--- START INFORMATION PROVIDED ---

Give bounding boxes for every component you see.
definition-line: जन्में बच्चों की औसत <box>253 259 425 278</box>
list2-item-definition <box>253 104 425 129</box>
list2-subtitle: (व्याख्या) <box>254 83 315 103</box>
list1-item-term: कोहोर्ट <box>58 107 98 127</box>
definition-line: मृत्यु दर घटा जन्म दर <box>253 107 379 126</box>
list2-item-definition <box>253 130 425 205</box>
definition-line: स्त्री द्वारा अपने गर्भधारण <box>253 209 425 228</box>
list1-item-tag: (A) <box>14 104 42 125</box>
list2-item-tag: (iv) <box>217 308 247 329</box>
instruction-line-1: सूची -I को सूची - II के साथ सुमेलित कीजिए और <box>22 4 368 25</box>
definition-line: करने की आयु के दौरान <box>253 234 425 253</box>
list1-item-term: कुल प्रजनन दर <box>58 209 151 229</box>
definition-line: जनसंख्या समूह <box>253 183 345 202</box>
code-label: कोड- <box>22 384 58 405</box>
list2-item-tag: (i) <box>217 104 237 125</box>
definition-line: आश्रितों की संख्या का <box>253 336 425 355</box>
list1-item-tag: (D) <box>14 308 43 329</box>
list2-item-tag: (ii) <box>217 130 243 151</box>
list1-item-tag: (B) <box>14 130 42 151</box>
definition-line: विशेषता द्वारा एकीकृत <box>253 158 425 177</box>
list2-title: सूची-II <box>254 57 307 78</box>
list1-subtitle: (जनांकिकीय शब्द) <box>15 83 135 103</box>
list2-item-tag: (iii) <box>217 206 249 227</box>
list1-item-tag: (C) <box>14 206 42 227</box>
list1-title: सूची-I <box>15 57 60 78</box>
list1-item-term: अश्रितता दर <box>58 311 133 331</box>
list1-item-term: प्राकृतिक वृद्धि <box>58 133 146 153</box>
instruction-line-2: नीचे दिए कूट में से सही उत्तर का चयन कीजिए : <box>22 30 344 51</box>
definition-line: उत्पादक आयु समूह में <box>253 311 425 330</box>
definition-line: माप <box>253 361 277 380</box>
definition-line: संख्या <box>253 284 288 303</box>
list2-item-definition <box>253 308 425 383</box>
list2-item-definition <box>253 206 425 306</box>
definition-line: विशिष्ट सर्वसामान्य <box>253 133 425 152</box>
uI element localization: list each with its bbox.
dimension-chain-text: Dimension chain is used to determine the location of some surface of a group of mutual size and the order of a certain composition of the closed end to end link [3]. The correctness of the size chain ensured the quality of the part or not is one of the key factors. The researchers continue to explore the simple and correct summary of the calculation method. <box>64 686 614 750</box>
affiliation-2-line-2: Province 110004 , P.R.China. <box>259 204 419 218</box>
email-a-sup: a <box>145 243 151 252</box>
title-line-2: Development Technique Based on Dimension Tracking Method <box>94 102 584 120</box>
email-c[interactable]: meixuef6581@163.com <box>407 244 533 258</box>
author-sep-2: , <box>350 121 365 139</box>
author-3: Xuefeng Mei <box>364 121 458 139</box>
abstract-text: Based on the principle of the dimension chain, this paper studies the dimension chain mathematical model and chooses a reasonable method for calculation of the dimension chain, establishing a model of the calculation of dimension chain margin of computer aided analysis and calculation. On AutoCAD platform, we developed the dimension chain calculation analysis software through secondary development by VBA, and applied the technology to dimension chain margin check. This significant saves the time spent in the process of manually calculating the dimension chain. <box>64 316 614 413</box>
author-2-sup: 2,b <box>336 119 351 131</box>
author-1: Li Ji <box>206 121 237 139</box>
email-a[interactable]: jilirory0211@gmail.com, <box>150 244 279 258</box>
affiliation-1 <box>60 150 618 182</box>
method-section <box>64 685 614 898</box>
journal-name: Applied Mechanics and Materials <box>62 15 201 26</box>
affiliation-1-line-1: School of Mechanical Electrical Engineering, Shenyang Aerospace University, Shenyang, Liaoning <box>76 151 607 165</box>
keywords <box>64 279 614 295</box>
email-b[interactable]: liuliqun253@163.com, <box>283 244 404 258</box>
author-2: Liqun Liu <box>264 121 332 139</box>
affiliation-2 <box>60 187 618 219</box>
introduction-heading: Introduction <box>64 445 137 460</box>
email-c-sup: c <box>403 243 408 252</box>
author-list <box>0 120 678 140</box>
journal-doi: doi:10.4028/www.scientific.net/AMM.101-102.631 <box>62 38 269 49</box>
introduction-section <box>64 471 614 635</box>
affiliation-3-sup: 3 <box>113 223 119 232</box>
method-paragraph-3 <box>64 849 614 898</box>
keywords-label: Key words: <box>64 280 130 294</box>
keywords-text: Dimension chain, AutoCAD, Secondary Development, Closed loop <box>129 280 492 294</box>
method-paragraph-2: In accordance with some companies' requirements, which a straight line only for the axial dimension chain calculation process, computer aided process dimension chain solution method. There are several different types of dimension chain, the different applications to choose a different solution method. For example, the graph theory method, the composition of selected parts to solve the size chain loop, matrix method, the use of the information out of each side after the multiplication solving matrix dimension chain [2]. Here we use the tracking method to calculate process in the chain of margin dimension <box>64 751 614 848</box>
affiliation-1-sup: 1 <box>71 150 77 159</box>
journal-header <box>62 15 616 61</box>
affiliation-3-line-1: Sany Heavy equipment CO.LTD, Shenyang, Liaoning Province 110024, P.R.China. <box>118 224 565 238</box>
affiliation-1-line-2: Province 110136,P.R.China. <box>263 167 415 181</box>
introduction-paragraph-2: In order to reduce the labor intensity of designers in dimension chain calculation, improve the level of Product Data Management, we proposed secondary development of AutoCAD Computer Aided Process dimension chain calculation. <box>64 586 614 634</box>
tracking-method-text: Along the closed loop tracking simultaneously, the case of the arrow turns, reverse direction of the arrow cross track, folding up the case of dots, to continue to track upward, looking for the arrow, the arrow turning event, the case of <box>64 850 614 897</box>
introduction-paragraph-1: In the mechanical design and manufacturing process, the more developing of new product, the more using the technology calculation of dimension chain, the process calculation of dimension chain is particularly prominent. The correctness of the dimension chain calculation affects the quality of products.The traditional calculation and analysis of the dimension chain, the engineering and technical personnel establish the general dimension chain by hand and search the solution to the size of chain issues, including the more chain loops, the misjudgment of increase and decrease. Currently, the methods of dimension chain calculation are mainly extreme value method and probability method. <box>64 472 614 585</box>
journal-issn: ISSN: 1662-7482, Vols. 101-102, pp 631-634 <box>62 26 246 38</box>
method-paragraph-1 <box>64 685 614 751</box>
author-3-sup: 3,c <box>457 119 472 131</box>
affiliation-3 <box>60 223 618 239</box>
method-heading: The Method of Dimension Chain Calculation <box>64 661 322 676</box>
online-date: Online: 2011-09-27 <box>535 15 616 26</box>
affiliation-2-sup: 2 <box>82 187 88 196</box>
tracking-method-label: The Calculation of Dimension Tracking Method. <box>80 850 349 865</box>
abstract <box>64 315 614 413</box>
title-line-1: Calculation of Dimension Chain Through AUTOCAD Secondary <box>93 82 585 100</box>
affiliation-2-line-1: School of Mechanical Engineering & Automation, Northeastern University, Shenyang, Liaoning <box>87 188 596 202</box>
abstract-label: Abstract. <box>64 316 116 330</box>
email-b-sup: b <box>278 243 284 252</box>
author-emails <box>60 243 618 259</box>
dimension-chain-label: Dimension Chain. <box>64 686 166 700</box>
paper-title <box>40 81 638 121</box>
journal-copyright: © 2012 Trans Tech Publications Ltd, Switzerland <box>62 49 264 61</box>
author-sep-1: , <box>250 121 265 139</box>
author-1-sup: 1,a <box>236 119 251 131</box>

--- END INFORMATION PROVIDED ---

Copy every entry in the listing above line for line, without changing anything.

RESULT »
Give bounding boxes for every component you see.
definition-line: जन्में बच्चों की औसत <box>253 259 425 278</box>
list2-item-definition <box>253 104 425 129</box>
list2-subtitle: (व्याख्या) <box>254 83 315 103</box>
list1-item-term: कोहोर्ट <box>58 107 98 127</box>
definition-line: मृत्यु दर घटा जन्म दर <box>253 107 379 126</box>
list2-item-definition <box>253 130 425 205</box>
definition-line: स्त्री द्वारा अपने गर्भधारण <box>253 209 425 228</box>
list1-item-tag: (A) <box>14 104 42 125</box>
list2-item-tag: (iv) <box>217 308 247 329</box>
instruction-line-1: सूची -I को सूची - II के साथ सुमेलित कीजिए और <box>22 4 368 25</box>
definition-line: करने की आयु के दौरान <box>253 234 425 253</box>
list1-item-term: कुल प्रजनन दर <box>58 209 151 229</box>
definition-line: जनसंख्या समूह <box>253 183 345 202</box>
code-label: कोड- <box>22 384 58 405</box>
list2-item-tag: (i) <box>217 104 237 125</box>
definition-line: आश्रितों की संख्या का <box>253 336 425 355</box>
list1-item-tag: (D) <box>14 308 43 329</box>
list2-item-tag: (ii) <box>217 130 243 151</box>
list1-item-tag: (B) <box>14 130 42 151</box>
definition-line: विशेषता द्वारा एकीकृत <box>253 158 425 177</box>
list2-title: सूची-II <box>254 57 307 78</box>
list1-subtitle: (जनांकिकीय शब्द) <box>15 83 135 103</box>
list2-item-tag: (iii) <box>217 206 249 227</box>
list1-item-tag: (C) <box>14 206 42 227</box>
list1-title: सूची-I <box>15 57 60 78</box>
list1-item-term: अश्रितता दर <box>58 311 133 331</box>
list1-item-term: प्राकृतिक वृद्धि <box>58 133 146 153</box>
instruction-line-2: नीचे दिए कूट में से सही उत्तर का चयन कीजिए : <box>22 30 344 51</box>
definition-line: उत्पादक आयु समूह में <box>253 311 425 330</box>
definition-line: माप <box>253 361 277 380</box>
definition-line: संख्या <box>253 284 288 303</box>
list2-item-definition <box>253 308 425 383</box>
list2-item-definition <box>253 206 425 306</box>
definition-line: विशिष्ट सर्वसामान्य <box>253 133 425 152</box>
uI element localization: list each with its bbox.
dimension-chain-text: Dimension chain is used to determine the location of some surface of a group of mutual size and the order of a certain composition of the closed end to end link [3]. The correctness of the size chain ensured the quality of the part or not is one of the key factors. The researchers continue to explore the simple and correct summary of the calculation method. <box>64 686 614 750</box>
affiliation-2-line-2: Province 110004 , P.R.China. <box>259 204 419 218</box>
email-a-sup: a <box>145 243 151 252</box>
title-line-2: Development Technique Based on Dimension Tracking Method <box>94 102 584 120</box>
email-c[interactable]: meixuef6581@163.com <box>407 244 533 258</box>
author-sep-2: , <box>350 121 365 139</box>
author-3: Xuefeng Mei <box>364 121 458 139</box>
abstract-text: Based on the principle of the dimension chain, this paper studies the dimension chain mathematical model and chooses a reasonable method for calculation of the dimension chain, establishing a model of the calculation of dimension chain margin of computer aided analysis and calculation. On AutoCAD platform, we developed the dimension chain calculation analysis software through secondary development by VBA, and applied the technology to dimension chain margin check. This significant saves the time spent in the process of manually calculating the dimension chain. <box>64 316 614 413</box>
author-2-sup: 2,b <box>336 119 351 131</box>
author-1: Li Ji <box>206 121 237 139</box>
email-a[interactable]: jilirory0211@gmail.com, <box>150 244 279 258</box>
affiliation-1 <box>60 150 618 182</box>
method-section <box>64 685 614 898</box>
journal-name: Applied Mechanics and Materials <box>62 15 201 26</box>
affiliation-1-line-1: School of Mechanical Electrical Engineering, Shenyang Aerospace University, Shenyang, Liaoning <box>76 151 607 165</box>
keywords <box>64 279 614 295</box>
email-b[interactable]: liuliqun253@163.com, <box>283 244 404 258</box>
author-2: Liqun Liu <box>264 121 332 139</box>
affiliation-2 <box>60 187 618 219</box>
introduction-heading: Introduction <box>64 445 137 460</box>
email-c-sup: c <box>403 243 408 252</box>
author-list <box>0 120 678 140</box>
journal-doi: doi:10.4028/www.scientific.net/AMM.101-102.631 <box>62 38 269 49</box>
introduction-section <box>64 471 614 635</box>
affiliation-3-sup: 3 <box>113 223 119 232</box>
method-paragraph-3 <box>64 849 614 898</box>
keywords-label: Key words: <box>64 280 130 294</box>
keywords-text: Dimension chain, AutoCAD, Secondary Development, Closed loop <box>129 280 492 294</box>
method-paragraph-2: In accordance with some companies' requirements, which a straight line only for the axial dimension chain calculation process, computer aided process dimension chain solution method. There are several different types of dimension chain, the different applications to choose a different solution method. For example, the graph theory method, the composition of selected parts to solve the size chain loop, matrix method, the use of the information out of each side after the multiplication solving matrix dimension chain [2]. Here we use the tracking method to calculate process in the chain of margin dimension <box>64 751 614 848</box>
affiliation-1-sup: 1 <box>71 150 77 159</box>
journal-header <box>62 15 616 61</box>
affiliation-3-line-1: Sany Heavy equipment CO.LTD, Shenyang, Liaoning Province 110024, P.R.China. <box>118 224 565 238</box>
affiliation-1-line-2: Province 110136,P.R.China. <box>263 167 415 181</box>
introduction-paragraph-2: In order to reduce the labor intensity of designers in dimension chain calculation, improve the level of Product Data Management, we proposed secondary development of AutoCAD Computer Aided Process dimension chain calculation. <box>64 586 614 634</box>
tracking-method-text: Along the closed loop tracking simultaneously, the case of the arrow turns, reverse direction of the arrow cross track, folding up the case of dots, to continue to track upward, looking for the arrow, the arrow turning event, the case of <box>64 850 614 897</box>
introduction-paragraph-1: In the mechanical design and manufacturing process, the more developing of new product, the more using the technology calculation of dimension chain, the process calculation of dimension chain is particularly prominent. The correctness of the dimension chain calculation affects the quality of products.The traditional calculation and analysis of the dimension chain, the engineering and technical personnel establish the general dimension chain by hand and search the solution to the size of chain issues, including the more chain loops, the misjudgment of increase and decrease. Currently, the methods of dimension chain calculation are mainly extreme value method and probability method. <box>64 472 614 585</box>
journal-issn: ISSN: 1662-7482, Vols. 101-102, pp 631-634 <box>62 26 246 38</box>
method-paragraph-1 <box>64 685 614 751</box>
author-3-sup: 3,c <box>457 119 472 131</box>
affiliation-3 <box>60 223 618 239</box>
method-heading: The Method of Dimension Chain Calculation <box>64 661 322 676</box>
online-date: Online: 2011-09-27 <box>535 15 616 26</box>
affiliation-2-sup: 2 <box>82 187 88 196</box>
tracking-method-label: The Calculation of Dimension Tracking Method. <box>80 850 349 865</box>
abstract <box>64 315 614 413</box>
title-line-1: Calculation of Dimension Chain Through AUTOCAD Secondary <box>93 82 585 100</box>
affiliation-2-line-1: School of Mechanical Engineering & Automation, Northeastern University, Shenyang, Liaoning <box>87 188 596 202</box>
abstract-label: Abstract. <box>64 316 116 330</box>
email-b-sup: b <box>278 243 284 252</box>
author-emails <box>60 243 618 259</box>
dimension-chain-label: Dimension Chain. <box>64 686 166 700</box>
paper-title <box>40 81 638 121</box>
journal-copyright: © 2012 Trans Tech Publications Ltd, Switzerland <box>62 49 264 61</box>
author-sep-1: , <box>250 121 265 139</box>
author-1-sup: 1,a <box>236 119 251 131</box>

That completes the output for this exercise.